• **Task statement**
Below are records. Copy every line with "goal" in it.

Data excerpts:
============

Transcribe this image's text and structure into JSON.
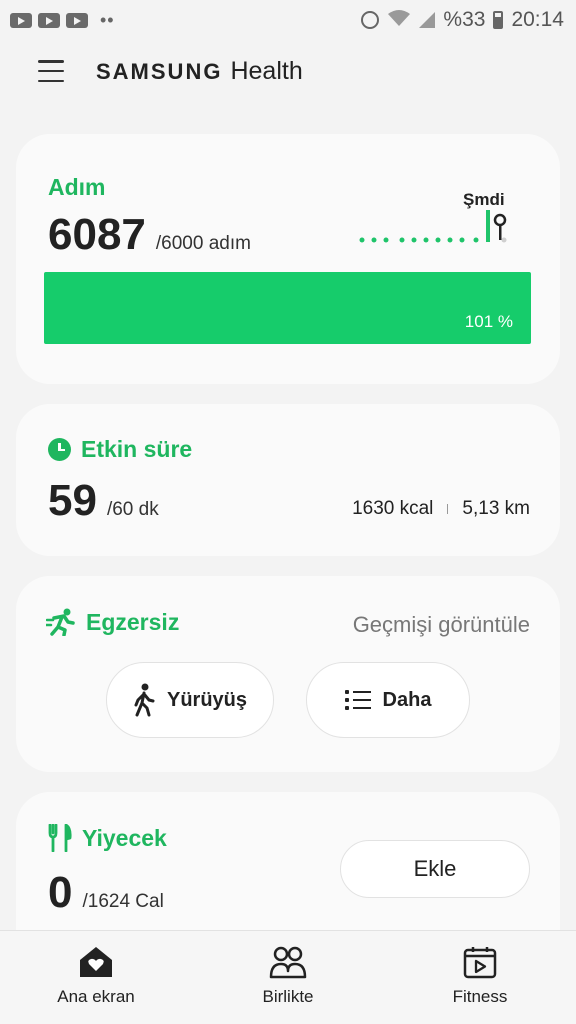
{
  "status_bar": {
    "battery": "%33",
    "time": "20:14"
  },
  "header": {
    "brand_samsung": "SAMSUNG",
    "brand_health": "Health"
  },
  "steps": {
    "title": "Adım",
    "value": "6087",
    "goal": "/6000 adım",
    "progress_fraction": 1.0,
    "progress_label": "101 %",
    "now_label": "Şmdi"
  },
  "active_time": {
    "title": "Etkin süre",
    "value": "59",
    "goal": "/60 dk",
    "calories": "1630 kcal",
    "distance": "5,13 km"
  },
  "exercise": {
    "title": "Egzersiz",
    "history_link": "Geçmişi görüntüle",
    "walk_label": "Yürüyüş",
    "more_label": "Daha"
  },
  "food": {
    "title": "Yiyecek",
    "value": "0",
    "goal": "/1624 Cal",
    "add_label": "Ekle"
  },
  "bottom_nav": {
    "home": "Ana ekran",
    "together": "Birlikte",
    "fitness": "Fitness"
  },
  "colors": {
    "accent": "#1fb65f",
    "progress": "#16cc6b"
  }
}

============

• **Correct answer**
    "goal": "/6000 adım",
    "goal": "/60 dk",
    "goal": "/1624 Cal",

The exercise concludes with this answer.